[Items listed in a dataset]
******

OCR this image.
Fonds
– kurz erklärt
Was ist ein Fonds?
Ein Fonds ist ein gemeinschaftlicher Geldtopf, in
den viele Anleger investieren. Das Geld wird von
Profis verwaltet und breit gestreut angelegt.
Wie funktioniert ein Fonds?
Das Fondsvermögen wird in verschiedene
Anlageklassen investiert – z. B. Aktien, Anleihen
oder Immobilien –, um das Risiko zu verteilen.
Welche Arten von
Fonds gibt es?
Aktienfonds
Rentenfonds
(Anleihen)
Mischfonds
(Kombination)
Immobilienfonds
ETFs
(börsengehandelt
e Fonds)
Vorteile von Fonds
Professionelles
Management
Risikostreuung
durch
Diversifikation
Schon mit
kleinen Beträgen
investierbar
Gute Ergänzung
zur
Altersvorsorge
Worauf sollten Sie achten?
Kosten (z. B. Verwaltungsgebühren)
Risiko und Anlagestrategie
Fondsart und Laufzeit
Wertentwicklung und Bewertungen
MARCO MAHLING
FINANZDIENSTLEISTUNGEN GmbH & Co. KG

******

Only lines with the word "Anleihen" should be collected from the material.

▶ **Answer for the task**:
Anlageklassen investiert – z. B. Aktien, Anleihen
(Anleihen)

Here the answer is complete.